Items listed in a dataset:
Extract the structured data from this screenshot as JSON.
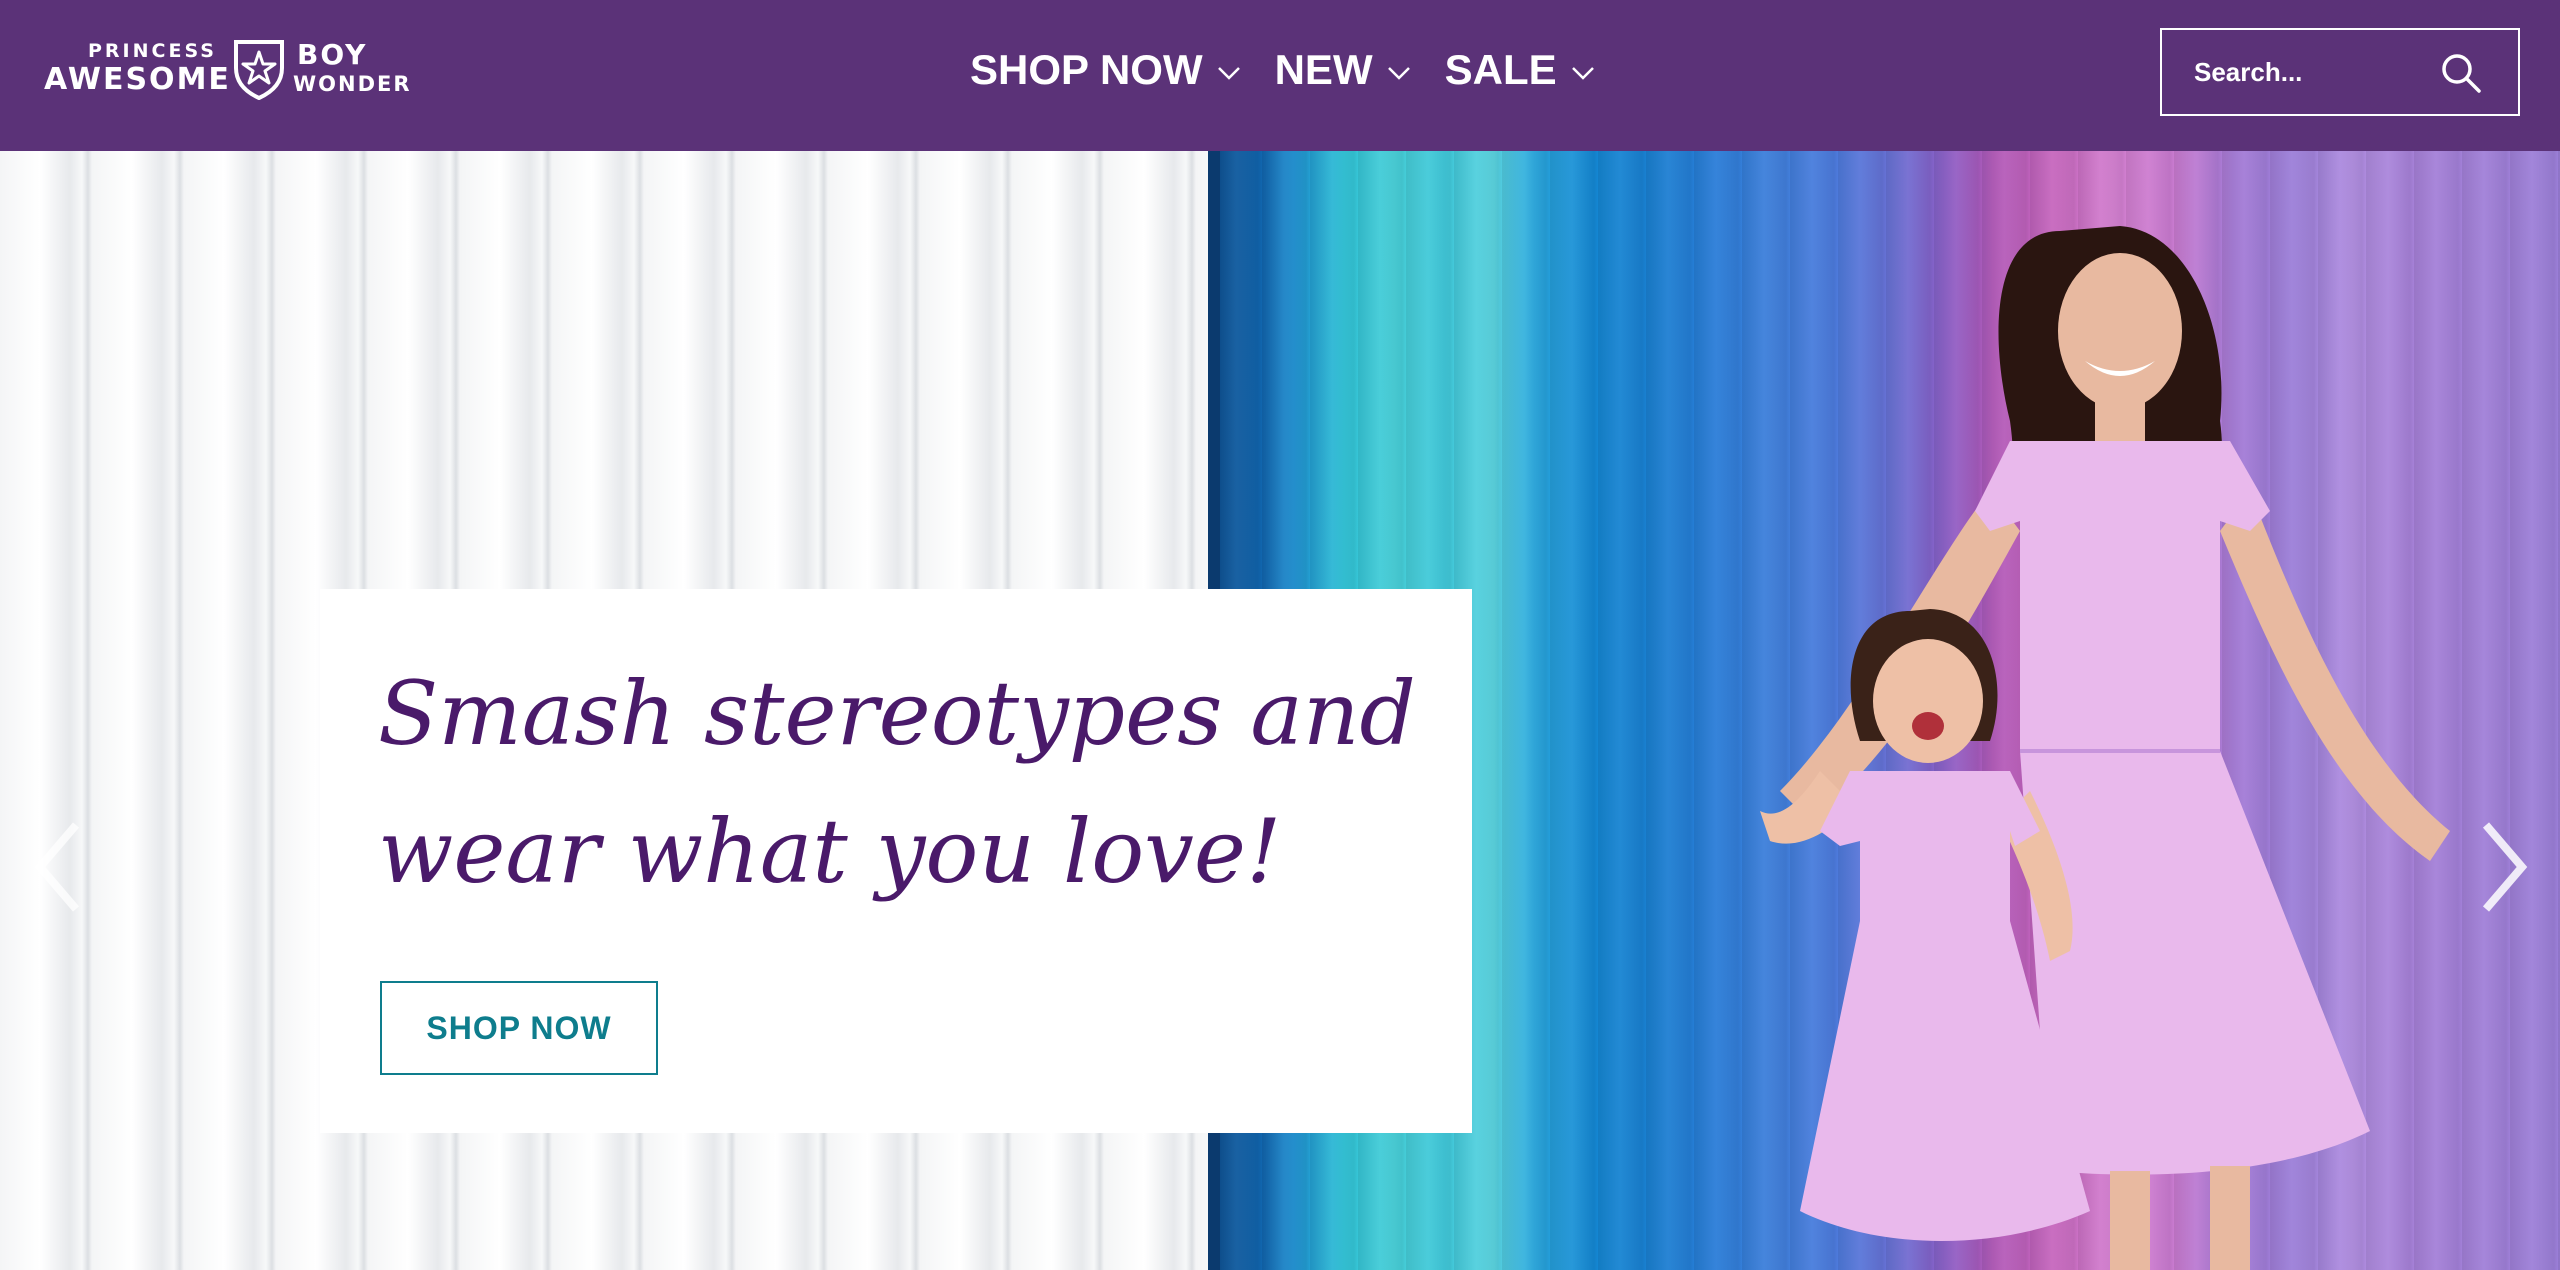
{
  "header": {
    "logo": {
      "line1": "PRINCESS",
      "line2": "AWESOME",
      "line3": "BOY",
      "line4": "WONDER"
    },
    "nav": [
      {
        "label": "SHOP NOW",
        "icon": "chevron-down-icon"
      },
      {
        "label": "NEW",
        "icon": "chevron-down-icon"
      },
      {
        "label": "SALE",
        "icon": "chevron-down-icon"
      }
    ],
    "search": {
      "placeholder": "Search...",
      "icon": "search-icon"
    }
  },
  "hero": {
    "headline": "Smash stereotypes and wear what you love!",
    "cta_label": "SHOP NOW",
    "prev_icon": "chevron-left-icon",
    "next_icon": "chevron-right-icon"
  },
  "colors": {
    "header_bg": "#5b3278",
    "headline": "#4a1a6a",
    "cta": "#0e7d8d"
  }
}
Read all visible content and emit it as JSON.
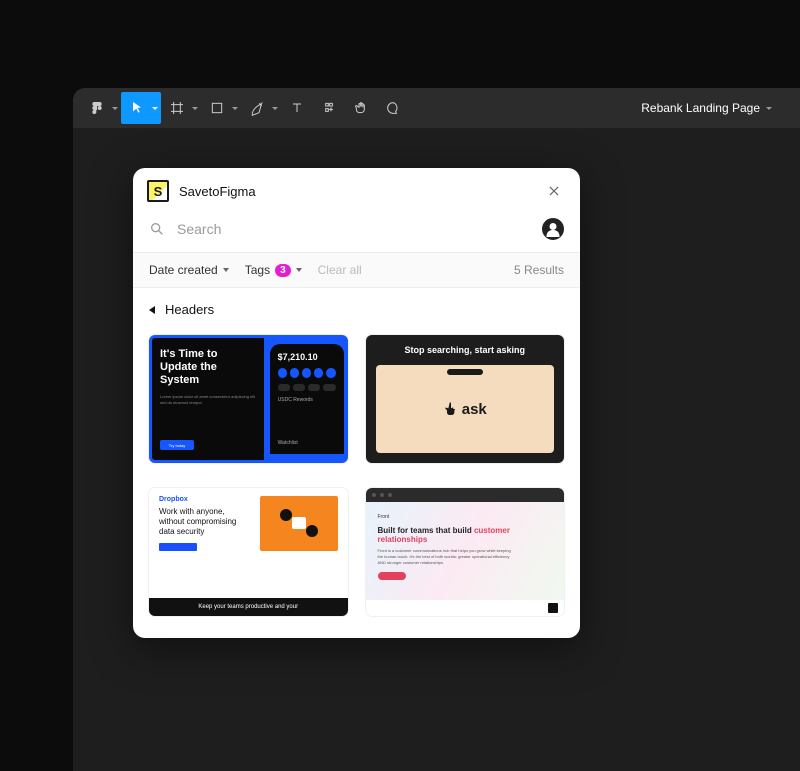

**Exercise goal**
Write out the entries above verbatim; the pictures do not belong in your copy.

**Result**
Extract the structured data from this screenshot as JSON.
{
  "header": {
    "logo": {
      "line1": "PRINCESS",
      "line2": "AWESOME",
      "line3": "BOY",
      "line4": "WONDER"
    },
    "nav": [
      {
        "label": "SHOP NOW",
        "icon": "chevron-down-icon"
      },
      {
        "label": "NEW",
        "icon": "chevron-down-icon"
      },
      {
        "label": "SALE",
        "icon": "chevron-down-icon"
      }
    ],
    "search": {
      "placeholder": "Search...",
      "icon": "search-icon"
    }
  },
  "hero": {
    "headline": "Smash stereotypes and wear what you love!",
    "cta_label": "SHOP NOW",
    "prev_icon": "chevron-left-icon",
    "next_icon": "chevron-right-icon"
  },
  "colors": {
    "header_bg": "#5b3278",
    "headline": "#4a1a6a",
    "cta": "#0e7d8d"
  }
}
Read all visible content and emit it as JSON.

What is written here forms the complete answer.